** What to produce **
Print out every line, exactly as written.
## BEGIN Exercise input
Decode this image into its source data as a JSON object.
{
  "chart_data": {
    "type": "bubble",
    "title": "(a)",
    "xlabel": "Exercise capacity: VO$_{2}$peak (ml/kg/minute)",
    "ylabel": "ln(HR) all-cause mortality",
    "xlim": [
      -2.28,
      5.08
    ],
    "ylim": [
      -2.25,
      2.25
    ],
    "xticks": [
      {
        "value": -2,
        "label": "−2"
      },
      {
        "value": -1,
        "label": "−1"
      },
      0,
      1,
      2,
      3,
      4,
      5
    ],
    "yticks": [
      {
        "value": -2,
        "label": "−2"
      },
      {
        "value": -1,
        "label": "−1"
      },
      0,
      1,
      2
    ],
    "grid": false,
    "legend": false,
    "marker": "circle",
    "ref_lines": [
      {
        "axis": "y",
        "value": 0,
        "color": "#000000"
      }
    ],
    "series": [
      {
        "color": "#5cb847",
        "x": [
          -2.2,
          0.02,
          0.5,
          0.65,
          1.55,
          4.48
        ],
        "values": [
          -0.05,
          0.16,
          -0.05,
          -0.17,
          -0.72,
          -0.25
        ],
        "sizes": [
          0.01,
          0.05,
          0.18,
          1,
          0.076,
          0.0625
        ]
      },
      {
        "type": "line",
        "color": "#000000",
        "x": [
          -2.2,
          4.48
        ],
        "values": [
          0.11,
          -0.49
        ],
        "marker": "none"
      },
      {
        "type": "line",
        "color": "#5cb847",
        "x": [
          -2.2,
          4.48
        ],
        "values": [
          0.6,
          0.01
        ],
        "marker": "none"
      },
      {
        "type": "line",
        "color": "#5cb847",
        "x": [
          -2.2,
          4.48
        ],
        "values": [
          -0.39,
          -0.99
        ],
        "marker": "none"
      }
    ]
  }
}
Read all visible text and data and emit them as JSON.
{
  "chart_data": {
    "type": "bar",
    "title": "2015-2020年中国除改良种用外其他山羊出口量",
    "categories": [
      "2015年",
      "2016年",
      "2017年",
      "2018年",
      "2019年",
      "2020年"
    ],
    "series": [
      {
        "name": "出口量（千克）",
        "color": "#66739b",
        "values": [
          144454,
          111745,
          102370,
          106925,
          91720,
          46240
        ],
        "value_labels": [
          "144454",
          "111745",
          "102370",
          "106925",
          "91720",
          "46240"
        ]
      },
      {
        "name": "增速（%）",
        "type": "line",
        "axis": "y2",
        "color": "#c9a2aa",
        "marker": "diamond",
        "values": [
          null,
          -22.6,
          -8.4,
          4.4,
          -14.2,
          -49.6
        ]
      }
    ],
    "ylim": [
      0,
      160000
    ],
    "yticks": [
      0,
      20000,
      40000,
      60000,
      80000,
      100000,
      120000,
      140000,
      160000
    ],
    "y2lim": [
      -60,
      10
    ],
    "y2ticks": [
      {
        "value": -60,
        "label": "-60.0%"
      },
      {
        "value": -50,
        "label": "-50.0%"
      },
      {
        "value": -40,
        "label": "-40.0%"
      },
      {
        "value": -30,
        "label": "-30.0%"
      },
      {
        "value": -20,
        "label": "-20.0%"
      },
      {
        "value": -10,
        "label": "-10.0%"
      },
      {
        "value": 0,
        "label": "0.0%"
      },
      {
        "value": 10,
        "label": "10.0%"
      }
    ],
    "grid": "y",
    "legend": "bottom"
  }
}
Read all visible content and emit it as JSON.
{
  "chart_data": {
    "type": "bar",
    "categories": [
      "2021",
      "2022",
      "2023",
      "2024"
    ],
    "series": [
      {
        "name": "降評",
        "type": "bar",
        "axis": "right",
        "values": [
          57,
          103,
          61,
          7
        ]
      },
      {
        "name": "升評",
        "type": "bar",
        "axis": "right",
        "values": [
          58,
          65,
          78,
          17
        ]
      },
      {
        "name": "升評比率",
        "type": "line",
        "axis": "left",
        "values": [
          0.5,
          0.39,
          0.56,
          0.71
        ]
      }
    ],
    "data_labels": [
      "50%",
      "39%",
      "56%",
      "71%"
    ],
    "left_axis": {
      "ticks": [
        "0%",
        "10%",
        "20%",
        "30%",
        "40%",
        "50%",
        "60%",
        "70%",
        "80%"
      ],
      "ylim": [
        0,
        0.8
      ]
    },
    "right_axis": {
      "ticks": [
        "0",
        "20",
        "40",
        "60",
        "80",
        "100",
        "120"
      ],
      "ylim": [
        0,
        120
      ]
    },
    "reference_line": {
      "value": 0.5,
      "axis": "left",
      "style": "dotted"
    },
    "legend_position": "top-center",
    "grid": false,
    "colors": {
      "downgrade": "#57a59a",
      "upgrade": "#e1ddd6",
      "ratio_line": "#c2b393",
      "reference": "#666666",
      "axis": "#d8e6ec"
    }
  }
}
## END Exercise input
** Final answer **
Decode this image into its source data as a JSON object.
{
  "chart_data": {
    "type": "bubble",
    "title": "(a)",
    "xlabel": "Exercise capacity: VO$_{2}$peak (ml/kg/minute)",
    "ylabel": "ln(HR) all-cause mortality",
    "xlim": [
      -2.28,
      5.08
    ],
    "ylim": [
      -2.25,
      2.25
    ],
    "xticks": [
      {
        "value": -2,
        "label": "−2"
      },
      {
        "value": -1,
        "label": "−1"
      },
      0,
      1,
      2,
      3,
      4,
      5
    ],
    "yticks": [
      {
        "value": -2,
        "label": "−2"
      },
      {
        "value": -1,
        "label": "−1"
      },
      0,
      1,
      2
    ],
    "grid": false,
    "legend": false,
    "marker": "circle",
    "ref_lines": [
      {
        "axis": "y",
        "value": 0,
        "color": "#000000"
      }
    ],
    "series": [
      {
        "color": "#5cb847",
        "x": [
          -2.2,
          0.02,
          0.5,
          0.65,
          1.55,
          4.48
        ],
        "values": [
          -0.05,
          0.16,
          -0.05,
          -0.17,
          -0.72,
          -0.25
        ],
        "sizes": [
          0.01,
          0.05,
          0.18,
          1,
          0.076,
          0.0625
        ]
      },
      {
        "type": "line",
        "color": "#000000",
        "x": [
          -2.2,
          4.48
        ],
        "values": [
          0.11,
          -0.49
        ],
        "marker": "none"
      },
      {
        "type": "line",
        "color": "#5cb847",
        "x": [
          -2.2,
          4.48
        ],
        "values": [
          0.6,
          0.01
        ],
        "marker": "none"
      },
      {
        "type": "line",
        "color": "#5cb847",
        "x": [
          -2.2,
          4.48
        ],
        "values": [
          -0.39,
          -0.99
        ],
        "marker": "none"
      }
    ]
  }
}
Read all visible text and data and emit them as JSON.
{
  "chart_data": {
    "type": "bar",
    "title": "2015-2020年中国除改良种用外其他山羊出口量",
    "categories": [
      "2015年",
      "2016年",
      "2017年",
      "2018年",
      "2019年",
      "2020年"
    ],
    "series": [
      {
        "name": "出口量（千克）",
        "color": "#66739b",
        "values": [
          144454,
          111745,
          102370,
          106925,
          91720,
          46240
        ],
        "value_labels": [
          "144454",
          "111745",
          "102370",
          "106925",
          "91720",
          "46240"
        ]
      },
      {
        "name": "增速（%）",
        "type": "line",
        "axis": "y2",
        "color": "#c9a2aa",
        "marker": "diamond",
        "values": [
          null,
          -22.6,
          -8.4,
          4.4,
          -14.2,
          -49.6
        ]
      }
    ],
    "ylim": [
      0,
      160000
    ],
    "yticks": [
      0,
      20000,
      40000,
      60000,
      80000,
      100000,
      120000,
      140000,
      160000
    ],
    "y2lim": [
      -60,
      10
    ],
    "y2ticks": [
      {
        "value": -60,
        "label": "-60.0%"
      },
      {
        "value": -50,
        "label": "-50.0%"
      },
      {
        "value": -40,
        "label": "-40.0%"
      },
      {
        "value": -30,
        "label": "-30.0%"
      },
      {
        "value": -20,
        "label": "-20.0%"
      },
      {
        "value": -10,
        "label": "-10.0%"
      },
      {
        "value": 0,
        "label": "0.0%"
      },
      {
        "value": 10,
        "label": "10.0%"
      }
    ],
    "grid": "y",
    "legend": "bottom"
  }
}
Read all visible content and emit it as JSON.
{
  "chart_data": {
    "type": "bar",
    "categories": [
      "2021",
      "2022",
      "2023",
      "2024"
    ],
    "series": [
      {
        "name": "降評",
        "type": "bar",
        "axis": "right",
        "values": [
          57,
          103,
          61,
          7
        ]
      },
      {
        "name": "升評",
        "type": "bar",
        "axis": "right",
        "values": [
          58,
          65,
          78,
          17
        ]
      },
      {
        "name": "升評比率",
        "type": "line",
        "axis": "left",
        "values": [
          0.5,
          0.39,
          0.56,
          0.71
        ]
      }
    ],
    "data_labels": [
      "50%",
      "39%",
      "56%",
      "71%"
    ],
    "left_axis": {
      "ticks": [
        "0%",
        "10%",
        "20%",
        "30%",
        "40%",
        "50%",
        "60%",
        "70%",
        "80%"
      ],
      "ylim": [
        0,
        0.8
      ]
    },
    "right_axis": {
      "ticks": [
        "0",
        "20",
        "40",
        "60",
        "80",
        "100",
        "120"
      ],
      "ylim": [
        0,
        120
      ]
    },
    "reference_line": {
      "value": 0.5,
      "axis": "left",
      "style": "dotted"
    },
    "legend_position": "top-center",
    "grid": false,
    "colors": {
      "downgrade": "#57a59a",
      "upgrade": "#e1ddd6",
      "ratio_line": "#c2b393",
      "reference": "#666666",
      "axis": "#d8e6ec"
    }
  }
}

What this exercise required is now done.